━━ EXTRACTED RECORDS

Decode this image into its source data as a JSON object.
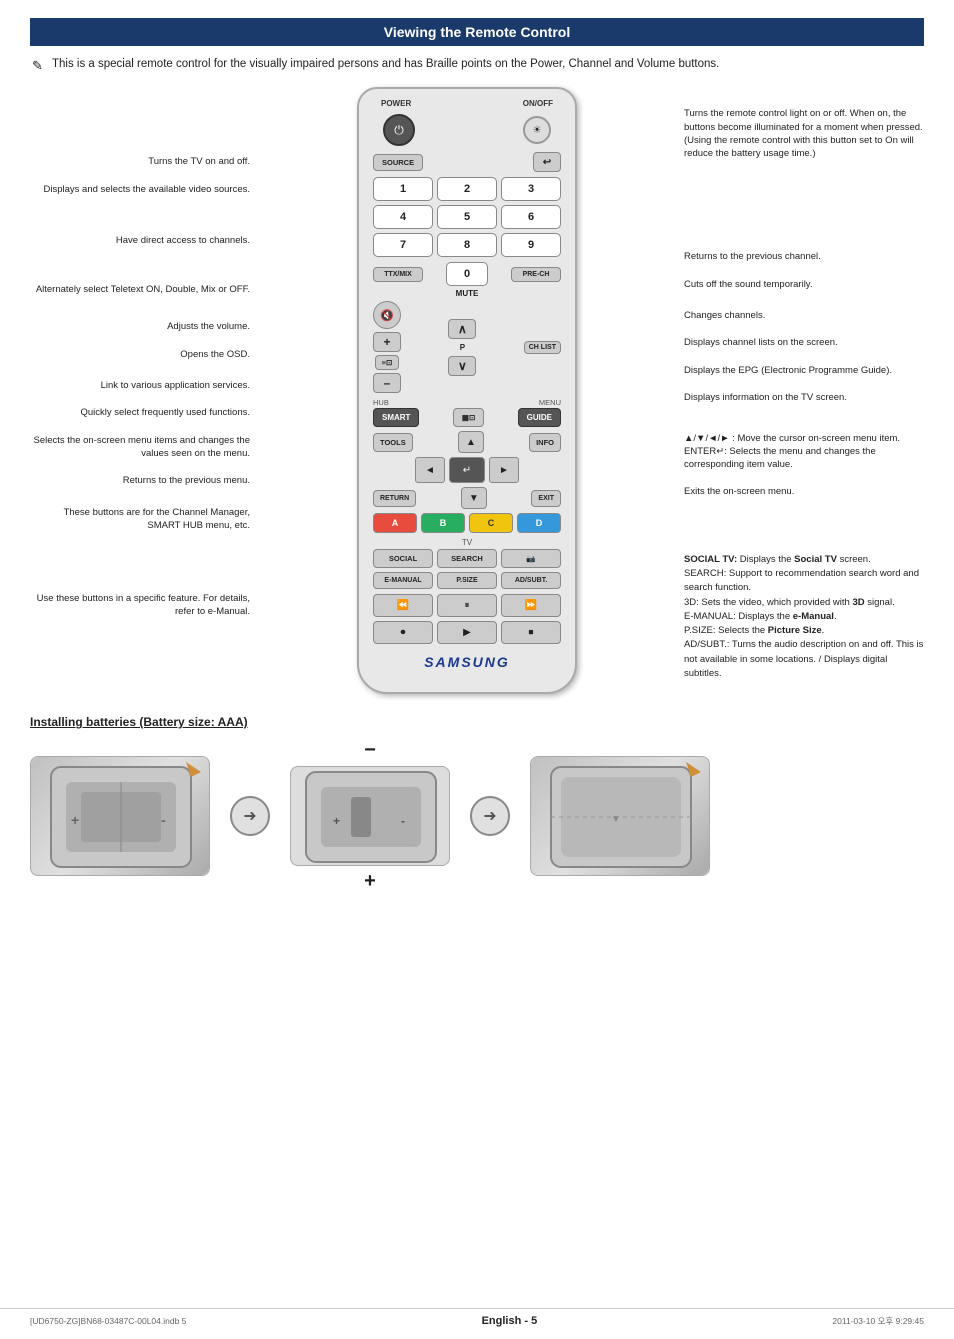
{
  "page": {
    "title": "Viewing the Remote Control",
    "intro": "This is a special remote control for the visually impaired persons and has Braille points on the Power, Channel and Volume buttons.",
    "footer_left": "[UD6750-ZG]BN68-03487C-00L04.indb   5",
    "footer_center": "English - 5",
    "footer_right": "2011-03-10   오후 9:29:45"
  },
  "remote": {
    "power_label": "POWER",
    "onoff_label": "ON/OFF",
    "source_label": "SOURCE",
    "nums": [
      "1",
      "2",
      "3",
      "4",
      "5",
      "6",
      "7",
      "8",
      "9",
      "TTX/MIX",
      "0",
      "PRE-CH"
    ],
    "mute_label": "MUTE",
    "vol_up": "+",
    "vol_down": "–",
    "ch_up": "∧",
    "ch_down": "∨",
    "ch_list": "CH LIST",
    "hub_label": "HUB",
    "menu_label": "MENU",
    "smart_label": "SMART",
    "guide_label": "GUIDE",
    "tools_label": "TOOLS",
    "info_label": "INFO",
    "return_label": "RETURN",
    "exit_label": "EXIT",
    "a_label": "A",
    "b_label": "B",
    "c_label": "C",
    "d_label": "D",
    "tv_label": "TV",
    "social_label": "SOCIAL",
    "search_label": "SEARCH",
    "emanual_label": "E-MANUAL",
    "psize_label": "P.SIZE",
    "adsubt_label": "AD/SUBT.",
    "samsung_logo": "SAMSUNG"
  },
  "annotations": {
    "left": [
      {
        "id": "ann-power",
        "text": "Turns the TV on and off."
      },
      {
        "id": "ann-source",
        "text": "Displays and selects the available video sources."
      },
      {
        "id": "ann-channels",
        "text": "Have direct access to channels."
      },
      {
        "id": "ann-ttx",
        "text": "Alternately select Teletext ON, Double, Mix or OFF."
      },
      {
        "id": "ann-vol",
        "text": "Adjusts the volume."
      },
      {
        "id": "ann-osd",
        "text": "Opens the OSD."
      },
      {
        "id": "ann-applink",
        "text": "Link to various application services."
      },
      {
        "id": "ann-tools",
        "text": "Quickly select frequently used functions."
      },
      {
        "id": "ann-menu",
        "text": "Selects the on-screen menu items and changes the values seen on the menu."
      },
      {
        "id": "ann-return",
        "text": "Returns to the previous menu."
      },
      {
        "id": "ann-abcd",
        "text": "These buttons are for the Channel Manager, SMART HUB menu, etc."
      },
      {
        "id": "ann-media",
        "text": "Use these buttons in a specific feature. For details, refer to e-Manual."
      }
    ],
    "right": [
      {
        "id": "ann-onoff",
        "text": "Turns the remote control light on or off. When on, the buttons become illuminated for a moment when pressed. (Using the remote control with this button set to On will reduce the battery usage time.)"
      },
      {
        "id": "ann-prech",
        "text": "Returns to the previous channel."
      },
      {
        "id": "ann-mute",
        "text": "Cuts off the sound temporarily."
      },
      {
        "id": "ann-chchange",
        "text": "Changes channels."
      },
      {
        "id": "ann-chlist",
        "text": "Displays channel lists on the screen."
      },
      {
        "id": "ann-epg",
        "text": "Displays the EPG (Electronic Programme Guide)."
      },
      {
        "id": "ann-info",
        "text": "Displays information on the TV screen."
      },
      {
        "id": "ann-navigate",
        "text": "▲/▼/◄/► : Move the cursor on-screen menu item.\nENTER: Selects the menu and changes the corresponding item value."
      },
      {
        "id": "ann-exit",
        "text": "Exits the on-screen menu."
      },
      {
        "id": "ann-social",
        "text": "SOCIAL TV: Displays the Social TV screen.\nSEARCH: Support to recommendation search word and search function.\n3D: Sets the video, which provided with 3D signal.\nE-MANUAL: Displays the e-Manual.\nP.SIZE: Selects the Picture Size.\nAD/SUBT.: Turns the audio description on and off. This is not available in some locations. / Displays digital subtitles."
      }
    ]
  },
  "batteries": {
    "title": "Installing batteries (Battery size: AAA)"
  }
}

━━━━

Pictures are excluded; repeat every record exactly.

SOLUTION TO THIS PROBLEM:
Decode this image into its source data as a JSON object.
{
  "page": {
    "title": "Viewing the Remote Control",
    "intro": "This is a special remote control for the visually impaired persons and has Braille points on the Power, Channel and Volume buttons.",
    "footer_left": "[UD6750-ZG]BN68-03487C-00L04.indb   5",
    "footer_center": "English - 5",
    "footer_right": "2011-03-10   오후 9:29:45"
  },
  "remote": {
    "power_label": "POWER",
    "onoff_label": "ON/OFF",
    "source_label": "SOURCE",
    "nums": [
      "1",
      "2",
      "3",
      "4",
      "5",
      "6",
      "7",
      "8",
      "9",
      "TTX/MIX",
      "0",
      "PRE-CH"
    ],
    "mute_label": "MUTE",
    "vol_up": "+",
    "vol_down": "–",
    "ch_up": "∧",
    "ch_down": "∨",
    "ch_list": "CH LIST",
    "hub_label": "HUB",
    "menu_label": "MENU",
    "smart_label": "SMART",
    "guide_label": "GUIDE",
    "tools_label": "TOOLS",
    "info_label": "INFO",
    "return_label": "RETURN",
    "exit_label": "EXIT",
    "a_label": "A",
    "b_label": "B",
    "c_label": "C",
    "d_label": "D",
    "tv_label": "TV",
    "social_label": "SOCIAL",
    "search_label": "SEARCH",
    "emanual_label": "E-MANUAL",
    "psize_label": "P.SIZE",
    "adsubt_label": "AD/SUBT.",
    "samsung_logo": "SAMSUNG"
  },
  "annotations": {
    "left": [
      {
        "id": "ann-power",
        "text": "Turns the TV on and off."
      },
      {
        "id": "ann-source",
        "text": "Displays and selects the available video sources."
      },
      {
        "id": "ann-channels",
        "text": "Have direct access to channels."
      },
      {
        "id": "ann-ttx",
        "text": "Alternately select Teletext ON, Double, Mix or OFF."
      },
      {
        "id": "ann-vol",
        "text": "Adjusts the volume."
      },
      {
        "id": "ann-osd",
        "text": "Opens the OSD."
      },
      {
        "id": "ann-applink",
        "text": "Link to various application services."
      },
      {
        "id": "ann-tools",
        "text": "Quickly select frequently used functions."
      },
      {
        "id": "ann-menu",
        "text": "Selects the on-screen menu items and changes the values seen on the menu."
      },
      {
        "id": "ann-return",
        "text": "Returns to the previous menu."
      },
      {
        "id": "ann-abcd",
        "text": "These buttons are for the Channel Manager, SMART HUB menu, etc."
      },
      {
        "id": "ann-media",
        "text": "Use these buttons in a specific feature. For details, refer to e-Manual."
      }
    ],
    "right": [
      {
        "id": "ann-onoff",
        "text": "Turns the remote control light on or off. When on, the buttons become illuminated for a moment when pressed. (Using the remote control with this button set to On will reduce the battery usage time.)"
      },
      {
        "id": "ann-prech",
        "text": "Returns to the previous channel."
      },
      {
        "id": "ann-mute",
        "text": "Cuts off the sound temporarily."
      },
      {
        "id": "ann-chchange",
        "text": "Changes channels."
      },
      {
        "id": "ann-chlist",
        "text": "Displays channel lists on the screen."
      },
      {
        "id": "ann-epg",
        "text": "Displays the EPG (Electronic Programme Guide)."
      },
      {
        "id": "ann-info",
        "text": "Displays information on the TV screen."
      },
      {
        "id": "ann-navigate",
        "text": "▲/▼/◄/► : Move the cursor on-screen menu item.\nENTER: Selects the menu and changes the corresponding item value."
      },
      {
        "id": "ann-exit",
        "text": "Exits the on-screen menu."
      },
      {
        "id": "ann-social",
        "text": "SOCIAL TV: Displays the Social TV screen.\nSEARCH: Support to recommendation search word and search function.\n3D: Sets the video, which provided with 3D signal.\nE-MANUAL: Displays the e-Manual.\nP.SIZE: Selects the Picture Size.\nAD/SUBT.: Turns the audio description on and off. This is not available in some locations. / Displays digital subtitles."
      }
    ]
  },
  "batteries": {
    "title": "Installing batteries (Battery size: AAA)"
  }
}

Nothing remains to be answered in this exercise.